- **Goal**
Please retype the data in full and exactly; the pictures are not part of the copy.
** Start Information given **
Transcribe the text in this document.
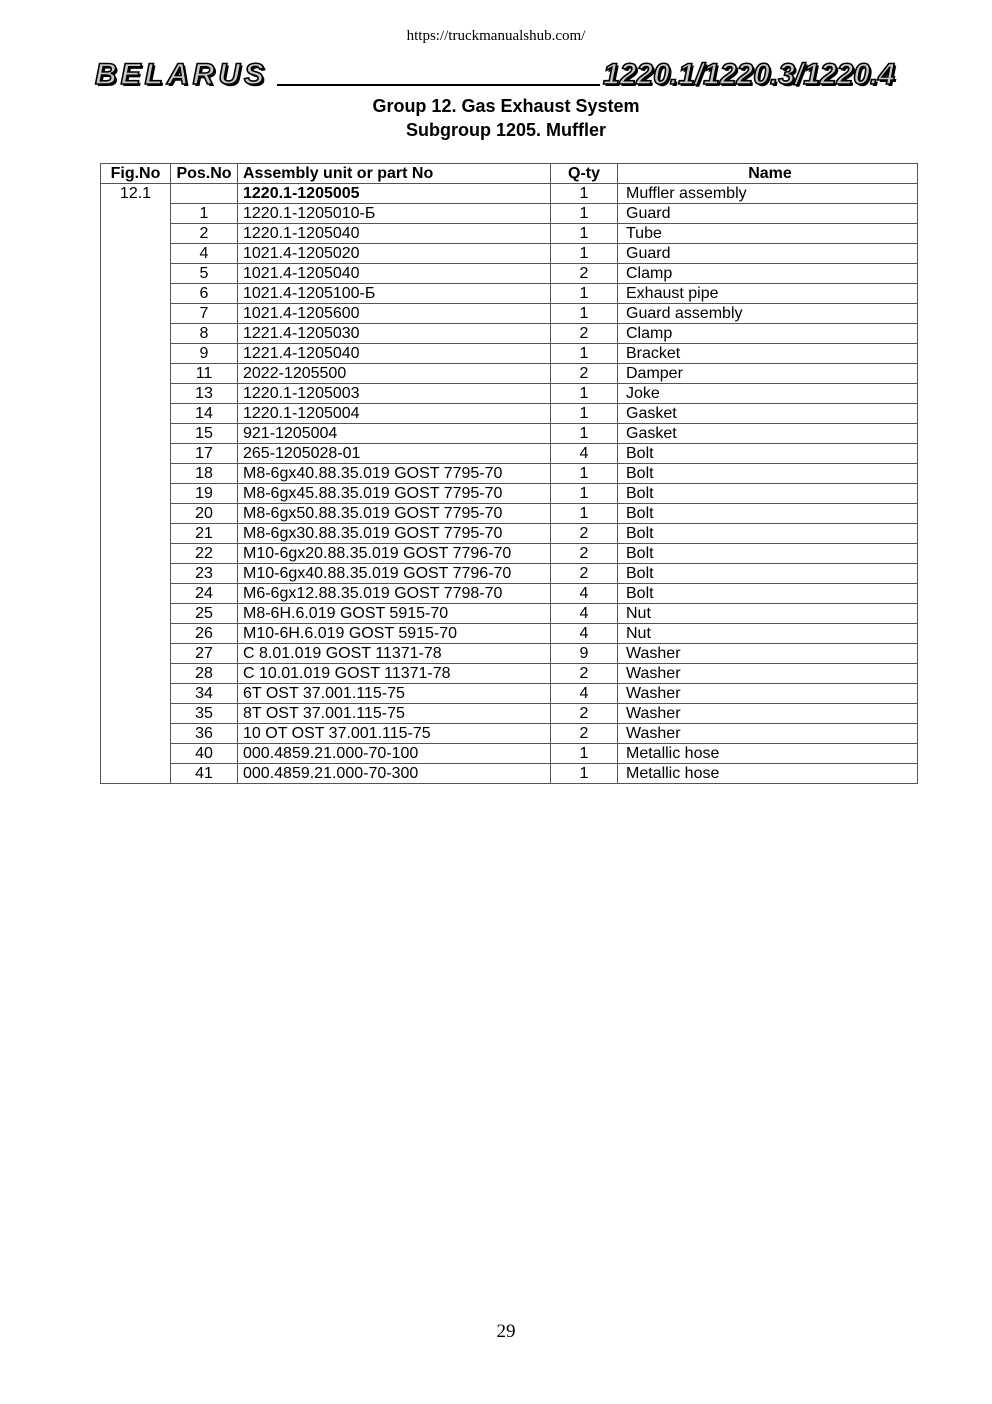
https://truckmanualshub.com/
BELARUS	1220.1/1220.3/1220.4
Group 12. Gas Exhaust System
Subgroup 1205. Muffler
Fig.No	Pos.No	Assembly unit or part No	Q-ty	Name
12.1		1220.1-1205005	1	Muffler assembly
	1	1220.1-1205010-Б	1	Guard
	2	1220.1-1205040	1	Tube
	4	1021.4-1205020	1	Guard
	5	1021.4-1205040	2	Clamp
	6	1021.4-1205100-Б	1	Exhaust pipe
	7	1021.4-1205600	1	Guard assembly
	8	1221.4-1205030	2	Clamp
	9	1221.4-1205040	1	Bracket
	11	2022-1205500	2	Damper
	13	1220.1-1205003	1	Joke
	14	1220.1-1205004	1	Gasket
	15	921-1205004	1	Gasket
	17	265-1205028-01	4	Bolt
	18	M8-6gx40.88.35.019 GOST 7795-70	1	Bolt
	19	M8-6gx45.88.35.019 GOST 7795-70	1	Bolt
	20	M8-6gx50.88.35.019 GOST 7795-70	1	Bolt
	21	M8-6gx30.88.35.019 GOST 7795-70	2	Bolt
	22	M10-6gx20.88.35.019 GOST 7796-70	2	Bolt
	23	M10-6gx40.88.35.019 GOST 7796-70	2	Bolt
	24	M6-6gx12.88.35.019 GOST 7798-70	4	Bolt
	25	M8-6H.6.019 GOST 5915-70	4	Nut
	26	M10-6H.6.019 GOST 5915-70	4	Nut
	27	C 8.01.019 GOST 11371-78	9	Washer
	28	C 10.01.019 GOST 11371-78	2	Washer
	34	6T OST 37.001.115-75	4	Washer
	35	8T OST 37.001.115-75	2	Washer
	36	10 OT OST 37.001.115-75	2	Washer
	40	000.4859.21.000-70-100	1	Metallic hose
	41	000.4859.21.000-70-300	1	Metallic hose
29
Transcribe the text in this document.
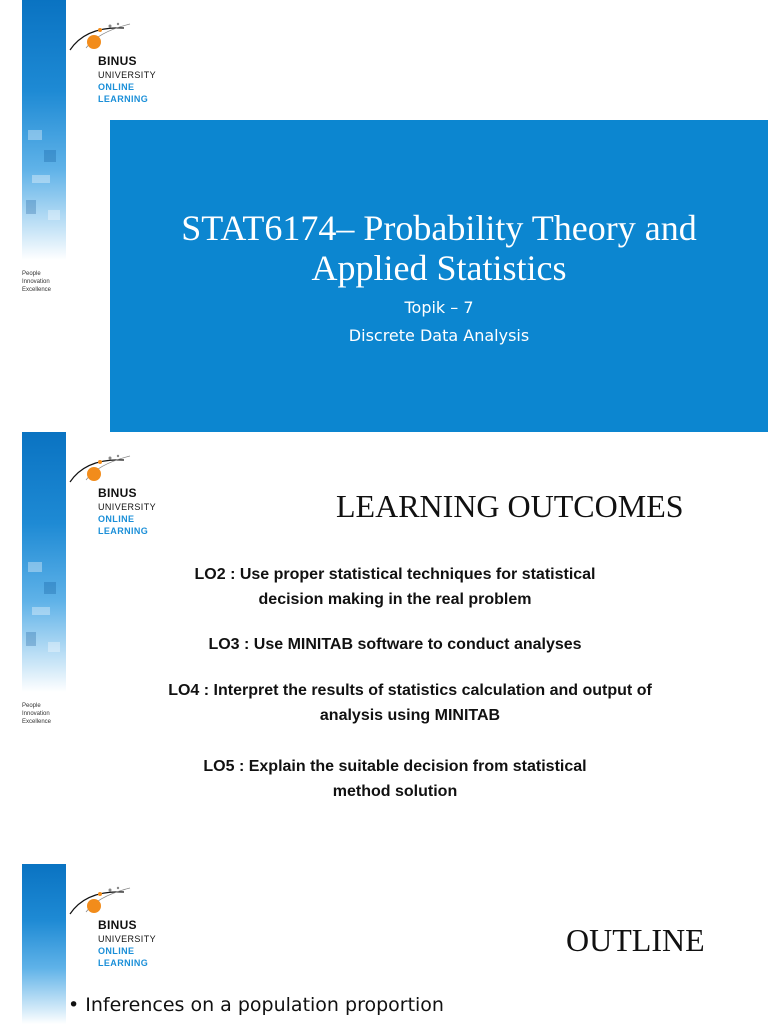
BINUS
UNIVERSITY
ONLINE
LEARNING
People
Innovation
Excellence
STAT6174– Probability Theory and
Applied Statistics
Topik – 7
Discrete Data Analysis
BINUS
UNIVERSITY
ONLINE
LEARNING
People
Innovation
Excellence
LEARNING OUTCOMES
LO2 : Use proper statistical techniques for statistical
decision making in the real problem
LO3 : Use MINITAB software to conduct analyses
LO4 : Interpret the results of statistics calculation and output of
analysis using MINITAB
LO5 : Explain the suitable decision from statistical
method solution
BINUS
UNIVERSITY
ONLINE
LEARNING
OUTLINE
• Inferences on a population proportion
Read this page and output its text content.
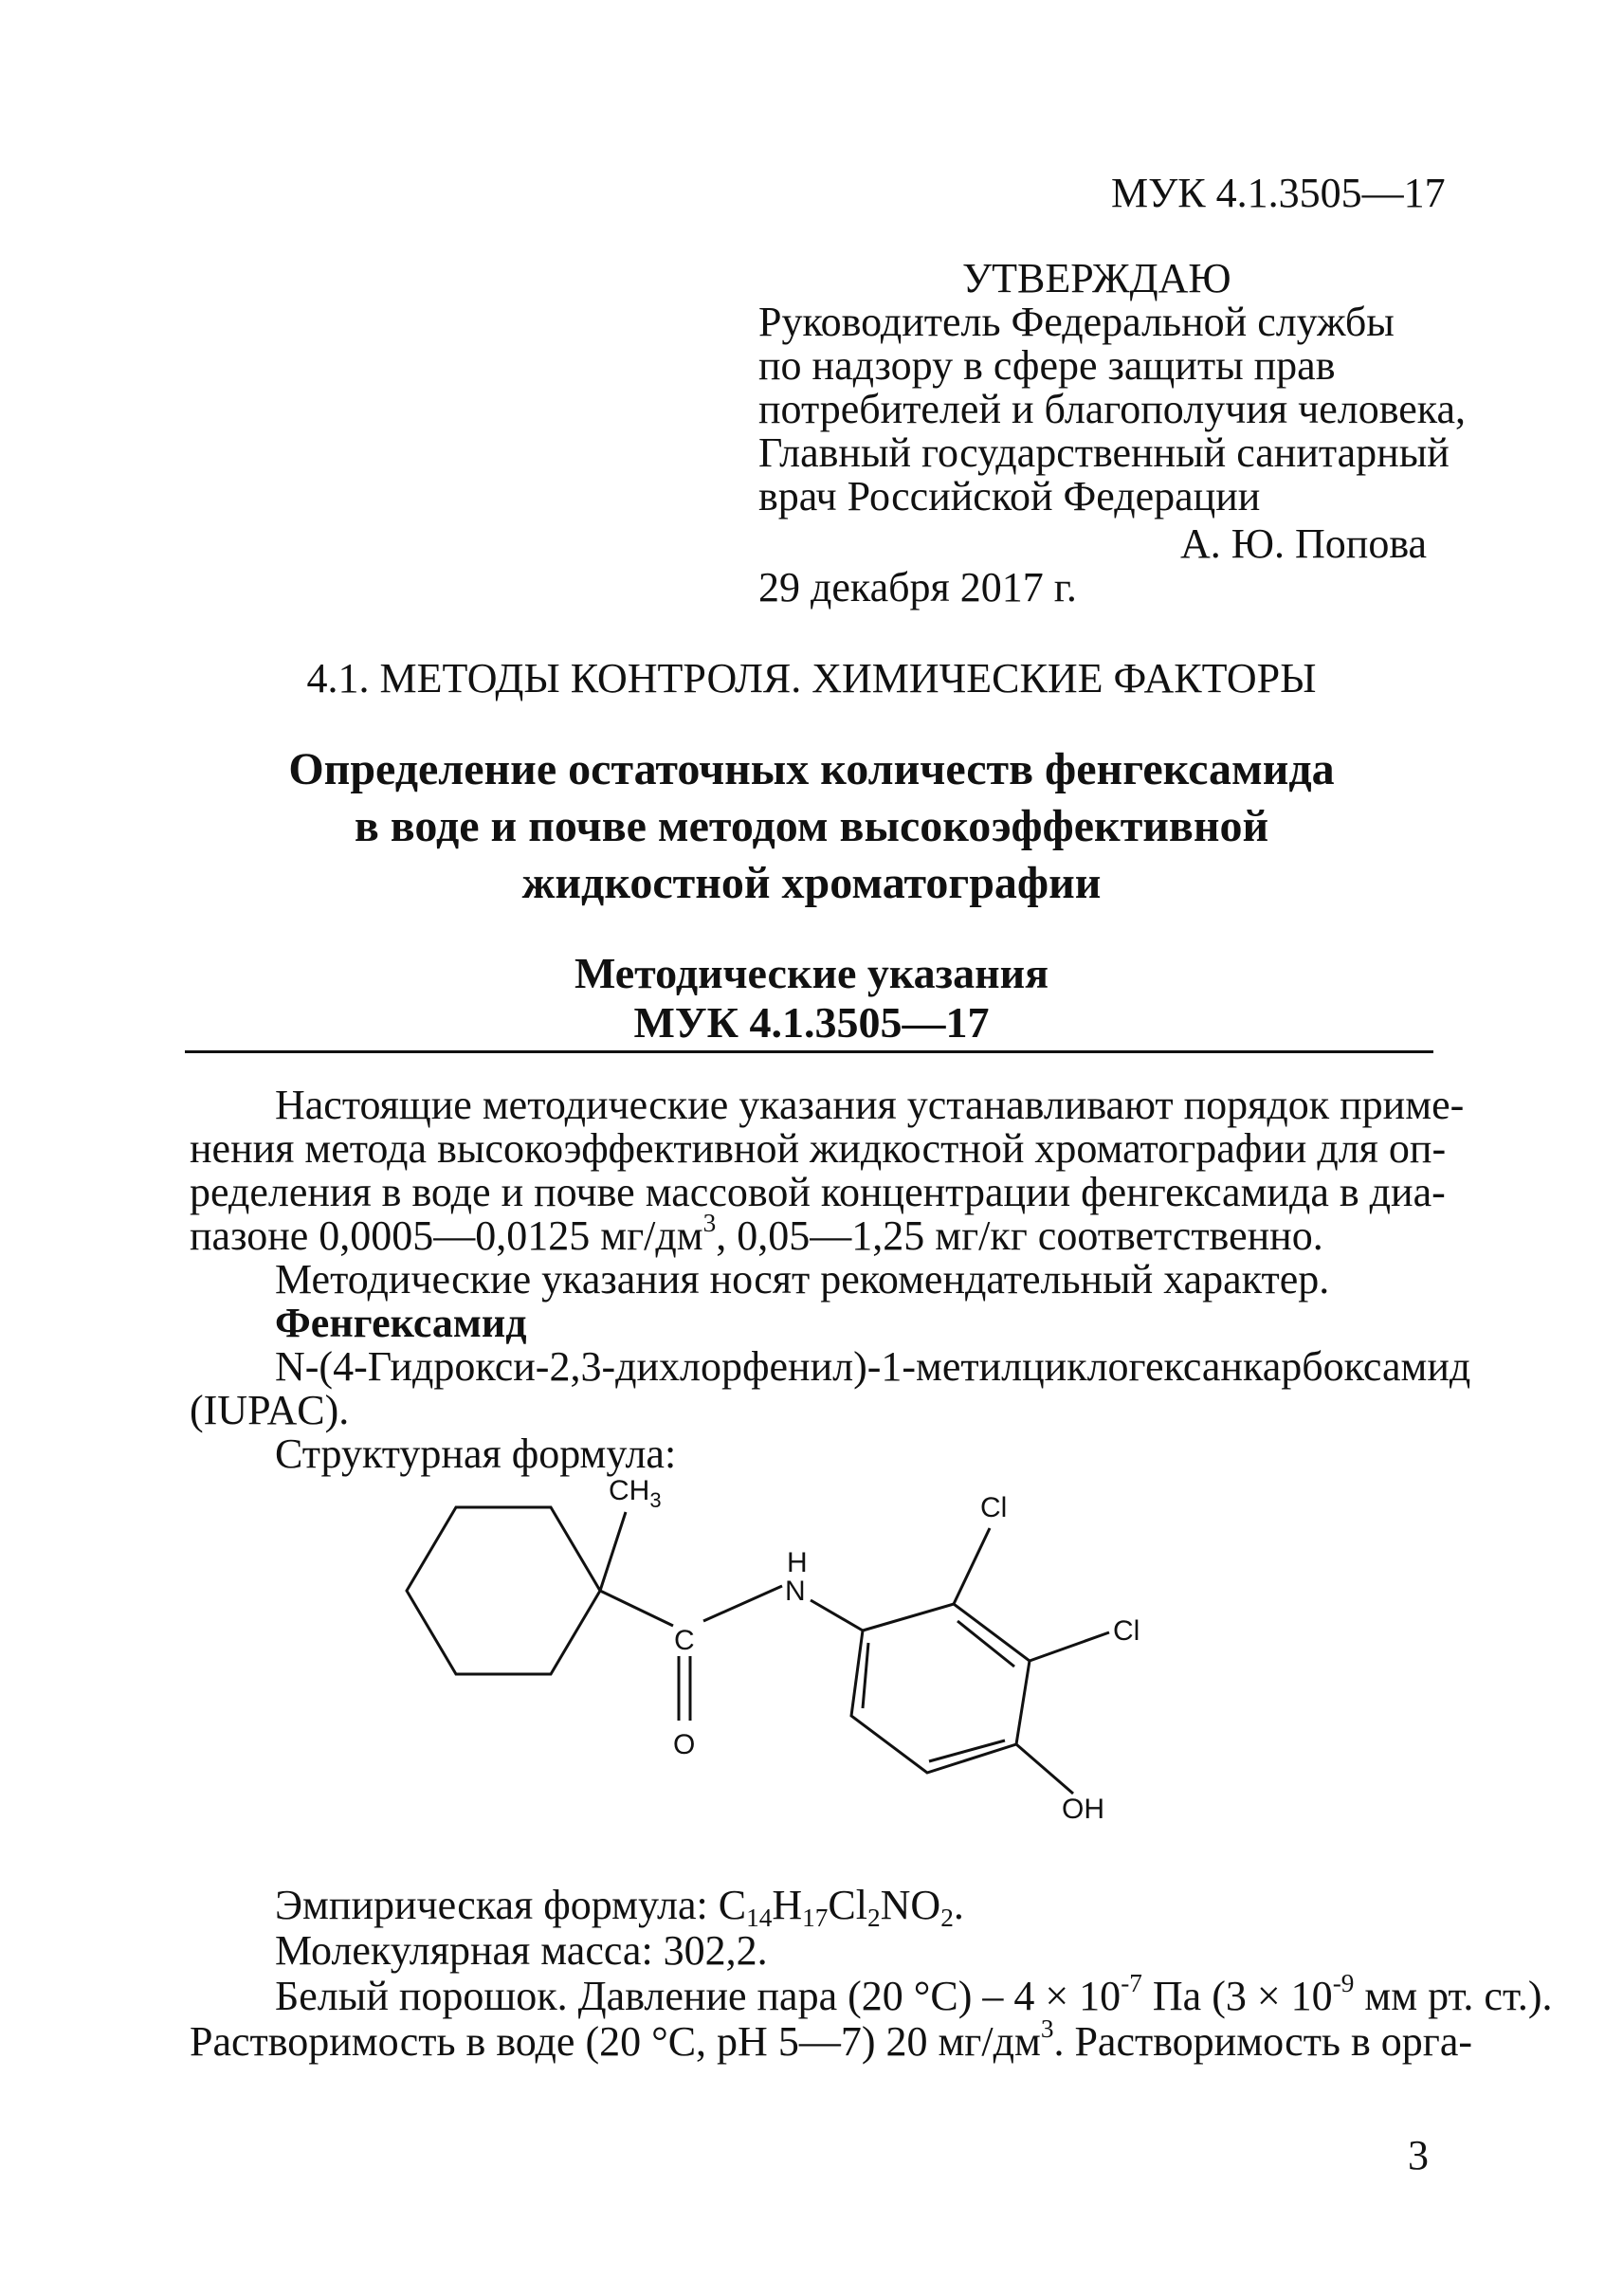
МУК 4.1.3505—17
УТВЕРЖДАЮ
Руководитель Федеральной службы
по надзору в сфере защиты прав
потребителей и благополучия человека,
Главный государственный санитарный
врач Российской Федерации
А. Ю. Попова
29 декабря 2017 г.
4.1. МЕТОДЫ КОНТРОЛЯ. ХИМИЧЕСКИЕ ФАКТОРЫ
Определение остаточных количеств фенгексамида
в воде и почве методом высокоэффективной
жидкостной хроматографии
Методические указания
МУК 4.1.3505—17
Настоящие методические указания устанавливают порядок приме-
нения метода высокоэффективной жидкостной хроматографии для оп-
ределения в воде и почве массовой концентрации фенгексамида в диа-
пазоне 0,0005—0,0125 $мг/дм^3$, 0,05—1,25 мг/кг соответственно.
Методические указания носят рекомендательный характер.
Фенгексамид
N-(4-Гидрокси-2,3-дихлорфенил)-1-метилциклогексанкарбоксамид
(IUPAC).
Структурная формула:
$CH_3$
H
N
C
O
Cl
Cl
OH
Эмпирическая формула: $C_{14}H_{17}Cl_2NO_2$.
Молекулярная масса: 302,2.
Белый порошок. Давление пара (20 $^\circ C) - 4 \times 10^{-7}$ Па ($3 \times 10^{-9}$ мм рт. ст.).
Растворимость в воде (20 °C, pH 5—7) 20 $мг/дм^3$. Растворимость в орга-
3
** End Information given **
- **Exercise result**
Transcribe the text in this document.
https://truckmanualshub.com/
BELARUS	1220.1/1220.3/1220.4
Group 12. Gas Exhaust System
Subgroup 1205. Muffler
Fig.No	Pos.No	Assembly unit or part No	Q-ty	Name
12.1		1220.1-1205005	1	Muffler assembly
	1	1220.1-1205010-Б	1	Guard
	2	1220.1-1205040	1	Tube
	4	1021.4-1205020	1	Guard
	5	1021.4-1205040	2	Clamp
	6	1021.4-1205100-Б	1	Exhaust pipe
	7	1021.4-1205600	1	Guard assembly
	8	1221.4-1205030	2	Clamp
	9	1221.4-1205040	1	Bracket
	11	2022-1205500	2	Damper
	13	1220.1-1205003	1	Joke
	14	1220.1-1205004	1	Gasket
	15	921-1205004	1	Gasket
	17	265-1205028-01	4	Bolt
	18	M8-6gx40.88.35.019 GOST 7795-70	1	Bolt
	19	M8-6gx45.88.35.019 GOST 7795-70	1	Bolt
	20	M8-6gx50.88.35.019 GOST 7795-70	1	Bolt
	21	M8-6gx30.88.35.019 GOST 7795-70	2	Bolt
	22	M10-6gx20.88.35.019 GOST 7796-70	2	Bolt
	23	M10-6gx40.88.35.019 GOST 7796-70	2	Bolt
	24	M6-6gx12.88.35.019 GOST 7798-70	4	Bolt
	25	M8-6H.6.019 GOST 5915-70	4	Nut
	26	M10-6H.6.019 GOST 5915-70	4	Nut
	27	C 8.01.019 GOST 11371-78	9	Washer
	28	C 10.01.019 GOST 11371-78	2	Washer
	34	6T OST 37.001.115-75	4	Washer
	35	8T OST 37.001.115-75	2	Washer
	36	10 OT OST 37.001.115-75	2	Washer
	40	000.4859.21.000-70-100	1	Metallic hose
	41	000.4859.21.000-70-300	1	Metallic hose
29
Transcribe the text in this document.
BINUS
UNIVERSITY
ONLINE
LEARNING
People
Innovation
Excellence
STAT6174– Probability Theory and
Applied Statistics
Topik – 7
Discrete Data Analysis
BINUS
UNIVERSITY
ONLINE
LEARNING
People
Innovation
Excellence
LEARNING OUTCOMES
LO2 : Use proper statistical techniques for statistical
decision making in the real problem
LO3 : Use MINITAB software to conduct analyses
LO4 : Interpret the results of statistics calculation and output of
analysis using MINITAB
LO5 : Explain the suitable decision from statistical
method solution
BINUS
UNIVERSITY
ONLINE
LEARNING
OUTLINE
• Inferences on a population proportion
Read this page and output its text content.
МУК 4.1.3505—17
УТВЕРЖДАЮ
Руководитель Федеральной службы
по надзору в сфере защиты прав
потребителей и благополучия человека,
Главный государственный санитарный
врач Российской Федерации
А. Ю. Попова
29 декабря 2017 г.
4.1. МЕТОДЫ КОНТРОЛЯ. ХИМИЧЕСКИЕ ФАКТОРЫ
Определение остаточных количеств фенгексамида
в воде и почве методом высокоэффективной
жидкостной хроматографии
Методические указания
МУК 4.1.3505—17
Настоящие методические указания устанавливают порядок приме-
нения метода высокоэффективной жидкостной хроматографии для оп-
ределения в воде и почве массовой концентрации фенгексамида в диа-
пазоне 0,0005—0,0125 $мг/дм^3$, 0,05—1,25 мг/кг соответственно.
Методические указания носят рекомендательный характер.
Фенгексамид
N-(4-Гидрокси-2,3-дихлорфенил)-1-метилциклогексанкарбоксамид
(IUPAC).
Структурная формула:
$CH_3$
H
N
C
O
Cl
Cl
OH
Эмпирическая формула: $C_{14}H_{17}Cl_2NO_2$.
Молекулярная масса: 302,2.
Белый порошок. Давление пара (20 $^\circ C) - 4 \times 10^{-7}$ Па ($3 \times 10^{-9}$ мм рт. ст.).
Растворимость в воде (20 °C, pH 5—7) 20 $мг/дм^3$. Растворимость в орга-
3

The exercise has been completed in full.